Records from a data collection
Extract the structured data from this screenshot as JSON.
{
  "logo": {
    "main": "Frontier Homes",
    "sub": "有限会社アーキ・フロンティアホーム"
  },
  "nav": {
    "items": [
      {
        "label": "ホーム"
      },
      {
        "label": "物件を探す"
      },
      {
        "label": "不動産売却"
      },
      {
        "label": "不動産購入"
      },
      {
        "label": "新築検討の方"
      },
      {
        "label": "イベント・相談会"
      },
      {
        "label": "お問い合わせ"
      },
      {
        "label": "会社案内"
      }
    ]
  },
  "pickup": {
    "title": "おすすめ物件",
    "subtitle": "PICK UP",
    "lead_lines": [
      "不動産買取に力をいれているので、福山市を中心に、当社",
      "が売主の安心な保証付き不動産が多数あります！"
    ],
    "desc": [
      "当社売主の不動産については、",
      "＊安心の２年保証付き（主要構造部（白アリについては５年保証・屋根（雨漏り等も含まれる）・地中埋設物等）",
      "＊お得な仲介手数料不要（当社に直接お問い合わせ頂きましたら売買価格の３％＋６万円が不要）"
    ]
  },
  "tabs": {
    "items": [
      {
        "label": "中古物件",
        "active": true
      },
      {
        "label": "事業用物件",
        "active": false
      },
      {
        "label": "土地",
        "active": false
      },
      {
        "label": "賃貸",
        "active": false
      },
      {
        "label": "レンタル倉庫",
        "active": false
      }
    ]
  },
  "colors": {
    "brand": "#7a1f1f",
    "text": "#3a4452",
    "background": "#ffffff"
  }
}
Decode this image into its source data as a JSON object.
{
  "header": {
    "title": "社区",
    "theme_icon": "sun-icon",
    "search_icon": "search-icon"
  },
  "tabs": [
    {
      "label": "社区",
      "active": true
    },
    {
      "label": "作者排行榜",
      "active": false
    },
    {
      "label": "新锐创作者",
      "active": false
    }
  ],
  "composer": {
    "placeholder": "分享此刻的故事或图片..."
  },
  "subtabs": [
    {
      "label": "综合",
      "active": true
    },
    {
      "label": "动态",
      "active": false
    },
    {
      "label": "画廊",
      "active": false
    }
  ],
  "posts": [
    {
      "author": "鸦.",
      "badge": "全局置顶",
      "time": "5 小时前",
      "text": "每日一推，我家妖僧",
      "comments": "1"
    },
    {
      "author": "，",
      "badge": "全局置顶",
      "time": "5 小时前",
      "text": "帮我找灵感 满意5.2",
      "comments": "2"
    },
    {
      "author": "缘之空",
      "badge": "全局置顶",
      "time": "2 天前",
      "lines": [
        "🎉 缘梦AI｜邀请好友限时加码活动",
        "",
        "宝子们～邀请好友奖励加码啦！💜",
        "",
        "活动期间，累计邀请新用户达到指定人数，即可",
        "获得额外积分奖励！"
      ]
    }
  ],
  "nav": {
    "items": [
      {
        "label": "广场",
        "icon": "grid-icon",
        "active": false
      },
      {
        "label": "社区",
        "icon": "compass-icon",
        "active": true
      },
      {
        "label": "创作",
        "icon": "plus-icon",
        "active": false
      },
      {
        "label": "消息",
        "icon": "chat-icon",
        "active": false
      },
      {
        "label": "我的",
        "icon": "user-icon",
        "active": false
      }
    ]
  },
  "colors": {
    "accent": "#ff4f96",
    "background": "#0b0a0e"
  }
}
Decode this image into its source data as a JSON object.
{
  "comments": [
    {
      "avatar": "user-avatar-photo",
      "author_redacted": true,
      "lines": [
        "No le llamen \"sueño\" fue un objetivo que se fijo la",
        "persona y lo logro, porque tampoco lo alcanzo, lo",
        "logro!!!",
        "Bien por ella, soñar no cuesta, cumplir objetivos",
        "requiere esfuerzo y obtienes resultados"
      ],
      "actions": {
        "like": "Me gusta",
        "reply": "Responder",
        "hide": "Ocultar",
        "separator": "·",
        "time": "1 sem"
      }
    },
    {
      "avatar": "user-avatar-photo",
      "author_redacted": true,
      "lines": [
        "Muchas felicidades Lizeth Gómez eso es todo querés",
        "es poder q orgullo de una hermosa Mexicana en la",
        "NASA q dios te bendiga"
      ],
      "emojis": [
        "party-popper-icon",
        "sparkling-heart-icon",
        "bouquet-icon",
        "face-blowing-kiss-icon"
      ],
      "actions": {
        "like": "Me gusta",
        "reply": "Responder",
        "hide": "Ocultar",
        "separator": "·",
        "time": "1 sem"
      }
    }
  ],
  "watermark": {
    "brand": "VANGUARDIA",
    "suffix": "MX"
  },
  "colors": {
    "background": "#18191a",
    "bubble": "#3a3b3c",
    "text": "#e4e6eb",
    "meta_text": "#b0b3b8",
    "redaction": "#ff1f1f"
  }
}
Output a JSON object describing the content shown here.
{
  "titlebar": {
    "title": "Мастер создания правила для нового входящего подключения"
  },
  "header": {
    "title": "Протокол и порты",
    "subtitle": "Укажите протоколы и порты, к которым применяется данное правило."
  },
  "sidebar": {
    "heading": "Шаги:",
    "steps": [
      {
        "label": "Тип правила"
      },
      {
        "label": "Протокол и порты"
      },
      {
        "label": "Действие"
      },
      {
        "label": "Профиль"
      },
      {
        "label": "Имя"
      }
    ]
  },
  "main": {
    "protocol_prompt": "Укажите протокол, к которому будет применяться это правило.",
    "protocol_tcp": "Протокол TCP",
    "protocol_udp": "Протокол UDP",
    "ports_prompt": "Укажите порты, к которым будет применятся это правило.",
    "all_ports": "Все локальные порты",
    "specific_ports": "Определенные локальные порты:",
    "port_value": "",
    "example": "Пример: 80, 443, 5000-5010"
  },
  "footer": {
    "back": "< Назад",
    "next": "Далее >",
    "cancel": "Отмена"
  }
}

- **Task details**:
Reproduce the records above exactly.

- **Output for this exercise**:
Extract the structured data from this screenshot as JSON.
{
  "logo": {
    "main": "Frontier Homes",
    "sub": "有限会社アーキ・フロンティアホーム"
  },
  "nav": {
    "items": [
      {
        "label": "ホーム"
      },
      {
        "label": "物件を探す"
      },
      {
        "label": "不動産売却"
      },
      {
        "label": "不動産購入"
      },
      {
        "label": "新築検討の方"
      },
      {
        "label": "イベント・相談会"
      },
      {
        "label": "お問い合わせ"
      },
      {
        "label": "会社案内"
      }
    ]
  },
  "pickup": {
    "title": "おすすめ物件",
    "subtitle": "PICK UP",
    "lead_lines": [
      "不動産買取に力をいれているので、福山市を中心に、当社",
      "が売主の安心な保証付き不動産が多数あります！"
    ],
    "desc": [
      "当社売主の不動産については、",
      "＊安心の２年保証付き（主要構造部（白アリについては５年保証・屋根（雨漏り等も含まれる）・地中埋設物等）",
      "＊お得な仲介手数料不要（当社に直接お問い合わせ頂きましたら売買価格の３％＋６万円が不要）"
    ]
  },
  "tabs": {
    "items": [
      {
        "label": "中古物件",
        "active": true
      },
      {
        "label": "事業用物件",
        "active": false
      },
      {
        "label": "土地",
        "active": false
      },
      {
        "label": "賃貸",
        "active": false
      },
      {
        "label": "レンタル倉庫",
        "active": false
      }
    ]
  },
  "colors": {
    "brand": "#7a1f1f",
    "text": "#3a4452",
    "background": "#ffffff"
  }
}
Decode this image into its source data as a JSON object.
{
  "header": {
    "title": "社区",
    "theme_icon": "sun-icon",
    "search_icon": "search-icon"
  },
  "tabs": [
    {
      "label": "社区",
      "active": true
    },
    {
      "label": "作者排行榜",
      "active": false
    },
    {
      "label": "新锐创作者",
      "active": false
    }
  ],
  "composer": {
    "placeholder": "分享此刻的故事或图片..."
  },
  "subtabs": [
    {
      "label": "综合",
      "active": true
    },
    {
      "label": "动态",
      "active": false
    },
    {
      "label": "画廊",
      "active": false
    }
  ],
  "posts": [
    {
      "author": "鸦.",
      "badge": "全局置顶",
      "time": "5 小时前",
      "text": "每日一推，我家妖僧",
      "comments": "1"
    },
    {
      "author": "，",
      "badge": "全局置顶",
      "time": "5 小时前",
      "text": "帮我找灵感 满意5.2",
      "comments": "2"
    },
    {
      "author": "缘之空",
      "badge": "全局置顶",
      "time": "2 天前",
      "lines": [
        "🎉 缘梦AI｜邀请好友限时加码活动",
        "",
        "宝子们～邀请好友奖励加码啦！💜",
        "",
        "活动期间，累计邀请新用户达到指定人数，即可",
        "获得额外积分奖励！"
      ]
    }
  ],
  "nav": {
    "items": [
      {
        "label": "广场",
        "icon": "grid-icon",
        "active": false
      },
      {
        "label": "社区",
        "icon": "compass-icon",
        "active": true
      },
      {
        "label": "创作",
        "icon": "plus-icon",
        "active": false
      },
      {
        "label": "消息",
        "icon": "chat-icon",
        "active": false
      },
      {
        "label": "我的",
        "icon": "user-icon",
        "active": false
      }
    ]
  },
  "colors": {
    "accent": "#ff4f96",
    "background": "#0b0a0e"
  }
}
Decode this image into its source data as a JSON object.
{
  "comments": [
    {
      "avatar": "user-avatar-photo",
      "author_redacted": true,
      "lines": [
        "No le llamen \"sueño\" fue un objetivo que se fijo la",
        "persona y lo logro, porque tampoco lo alcanzo, lo",
        "logro!!!",
        "Bien por ella, soñar no cuesta, cumplir objetivos",
        "requiere esfuerzo y obtienes resultados"
      ],
      "actions": {
        "like": "Me gusta",
        "reply": "Responder",
        "hide": "Ocultar",
        "separator": "·",
        "time": "1 sem"
      }
    },
    {
      "avatar": "user-avatar-photo",
      "author_redacted": true,
      "lines": [
        "Muchas felicidades Lizeth Gómez eso es todo querés",
        "es poder q orgullo de una hermosa Mexicana en la",
        "NASA q dios te bendiga"
      ],
      "emojis": [
        "party-popper-icon",
        "sparkling-heart-icon",
        "bouquet-icon",
        "face-blowing-kiss-icon"
      ],
      "actions": {
        "like": "Me gusta",
        "reply": "Responder",
        "hide": "Ocultar",
        "separator": "·",
        "time": "1 sem"
      }
    }
  ],
  "watermark": {
    "brand": "VANGUARDIA",
    "suffix": "MX"
  },
  "colors": {
    "background": "#18191a",
    "bubble": "#3a3b3c",
    "text": "#e4e6eb",
    "meta_text": "#b0b3b8",
    "redaction": "#ff1f1f"
  }
}
Output a JSON object describing the content shown here.
{
  "titlebar": {
    "title": "Мастер создания правила для нового входящего подключения"
  },
  "header": {
    "title": "Протокол и порты",
    "subtitle": "Укажите протоколы и порты, к которым применяется данное правило."
  },
  "sidebar": {
    "heading": "Шаги:",
    "steps": [
      {
        "label": "Тип правила"
      },
      {
        "label": "Протокол и порты"
      },
      {
        "label": "Действие"
      },
      {
        "label": "Профиль"
      },
      {
        "label": "Имя"
      }
    ]
  },
  "main": {
    "protocol_prompt": "Укажите протокол, к которому будет применяться это правило.",
    "protocol_tcp": "Протокол TCP",
    "protocol_udp": "Протокол UDP",
    "ports_prompt": "Укажите порты, к которым будет применятся это правило.",
    "all_ports": "Все локальные порты",
    "specific_ports": "Определенные локальные порты:",
    "port_value": "",
    "example": "Пример: 80, 443, 5000-5010"
  },
  "footer": {
    "back": "< Назад",
    "next": "Далее >",
    "cancel": "Отмена"
  }
}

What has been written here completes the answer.